TASK STATEMENT ▸ Write the records out again, precisely as they stand.

RECORD SET ▸
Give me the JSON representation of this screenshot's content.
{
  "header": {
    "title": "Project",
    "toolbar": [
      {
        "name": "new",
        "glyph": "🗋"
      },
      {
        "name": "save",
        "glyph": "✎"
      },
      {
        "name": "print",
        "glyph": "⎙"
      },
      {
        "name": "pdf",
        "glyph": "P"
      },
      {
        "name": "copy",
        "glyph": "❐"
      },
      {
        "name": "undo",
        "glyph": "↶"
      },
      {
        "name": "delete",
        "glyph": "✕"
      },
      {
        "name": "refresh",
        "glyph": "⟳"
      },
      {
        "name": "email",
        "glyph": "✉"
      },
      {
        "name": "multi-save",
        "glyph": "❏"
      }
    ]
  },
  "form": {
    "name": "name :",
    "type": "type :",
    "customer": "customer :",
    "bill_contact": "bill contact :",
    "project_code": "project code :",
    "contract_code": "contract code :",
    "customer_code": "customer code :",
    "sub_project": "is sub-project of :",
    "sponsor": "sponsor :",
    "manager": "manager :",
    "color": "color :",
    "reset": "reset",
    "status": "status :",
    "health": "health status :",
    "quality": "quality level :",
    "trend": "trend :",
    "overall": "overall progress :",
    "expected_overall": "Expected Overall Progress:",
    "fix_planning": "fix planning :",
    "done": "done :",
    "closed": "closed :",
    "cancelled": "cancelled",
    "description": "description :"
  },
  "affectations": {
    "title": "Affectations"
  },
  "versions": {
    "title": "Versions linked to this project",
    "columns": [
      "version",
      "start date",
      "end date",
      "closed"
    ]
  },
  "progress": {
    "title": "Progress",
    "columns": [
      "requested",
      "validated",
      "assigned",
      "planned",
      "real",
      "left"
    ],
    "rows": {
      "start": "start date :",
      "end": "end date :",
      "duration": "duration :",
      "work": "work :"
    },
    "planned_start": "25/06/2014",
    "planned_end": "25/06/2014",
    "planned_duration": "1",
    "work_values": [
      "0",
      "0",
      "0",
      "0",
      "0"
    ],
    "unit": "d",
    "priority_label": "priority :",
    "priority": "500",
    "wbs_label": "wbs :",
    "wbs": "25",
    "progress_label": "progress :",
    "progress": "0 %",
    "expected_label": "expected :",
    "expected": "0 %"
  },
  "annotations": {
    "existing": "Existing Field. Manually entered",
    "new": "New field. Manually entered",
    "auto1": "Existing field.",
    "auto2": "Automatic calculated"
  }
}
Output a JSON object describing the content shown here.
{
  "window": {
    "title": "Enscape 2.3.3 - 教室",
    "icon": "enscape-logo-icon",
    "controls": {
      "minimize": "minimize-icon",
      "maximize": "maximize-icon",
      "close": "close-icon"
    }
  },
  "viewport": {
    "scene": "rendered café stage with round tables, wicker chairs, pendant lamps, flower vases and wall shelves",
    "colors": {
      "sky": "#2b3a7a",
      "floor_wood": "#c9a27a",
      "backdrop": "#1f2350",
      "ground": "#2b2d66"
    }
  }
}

EXPECTED OUTPUT ▸
Give me the JSON representation of this screenshot's content.
{
  "header": {
    "title": "Project",
    "toolbar": [
      {
        "name": "new",
        "glyph": "🗋"
      },
      {
        "name": "save",
        "glyph": "✎"
      },
      {
        "name": "print",
        "glyph": "⎙"
      },
      {
        "name": "pdf",
        "glyph": "P"
      },
      {
        "name": "copy",
        "glyph": "❐"
      },
      {
        "name": "undo",
        "glyph": "↶"
      },
      {
        "name": "delete",
        "glyph": "✕"
      },
      {
        "name": "refresh",
        "glyph": "⟳"
      },
      {
        "name": "email",
        "glyph": "✉"
      },
      {
        "name": "multi-save",
        "glyph": "❏"
      }
    ]
  },
  "form": {
    "name": "name :",
    "type": "type :",
    "customer": "customer :",
    "bill_contact": "bill contact :",
    "project_code": "project code :",
    "contract_code": "contract code :",
    "customer_code": "customer code :",
    "sub_project": "is sub-project of :",
    "sponsor": "sponsor :",
    "manager": "manager :",
    "color": "color :",
    "reset": "reset",
    "status": "status :",
    "health": "health status :",
    "quality": "quality level :",
    "trend": "trend :",
    "overall": "overall progress :",
    "expected_overall": "Expected Overall Progress:",
    "fix_planning": "fix planning :",
    "done": "done :",
    "closed": "closed :",
    "cancelled": "cancelled",
    "description": "description :"
  },
  "affectations": {
    "title": "Affectations"
  },
  "versions": {
    "title": "Versions linked to this project",
    "columns": [
      "version",
      "start date",
      "end date",
      "closed"
    ]
  },
  "progress": {
    "title": "Progress",
    "columns": [
      "requested",
      "validated",
      "assigned",
      "planned",
      "real",
      "left"
    ],
    "rows": {
      "start": "start date :",
      "end": "end date :",
      "duration": "duration :",
      "work": "work :"
    },
    "planned_start": "25/06/2014",
    "planned_end": "25/06/2014",
    "planned_duration": "1",
    "work_values": [
      "0",
      "0",
      "0",
      "0",
      "0"
    ],
    "unit": "d",
    "priority_label": "priority :",
    "priority": "500",
    "wbs_label": "wbs :",
    "wbs": "25",
    "progress_label": "progress :",
    "progress": "0 %",
    "expected_label": "expected :",
    "expected": "0 %"
  },
  "annotations": {
    "existing": "Existing Field. Manually entered",
    "new": "New field. Manually entered",
    "auto1": "Existing field.",
    "auto2": "Automatic calculated"
  }
}
Output a JSON object describing the content shown here.
{
  "window": {
    "title": "Enscape 2.3.3 - 教室",
    "icon": "enscape-logo-icon",
    "controls": {
      "minimize": "minimize-icon",
      "maximize": "maximize-icon",
      "close": "close-icon"
    }
  },
  "viewport": {
    "scene": "rendered café stage with round tables, wicker chairs, pendant lamps, flower vases and wall shelves",
    "colors": {
      "sky": "#2b3a7a",
      "floor_wood": "#c9a27a",
      "backdrop": "#1f2350",
      "ground": "#2b2d66"
    }
  }
}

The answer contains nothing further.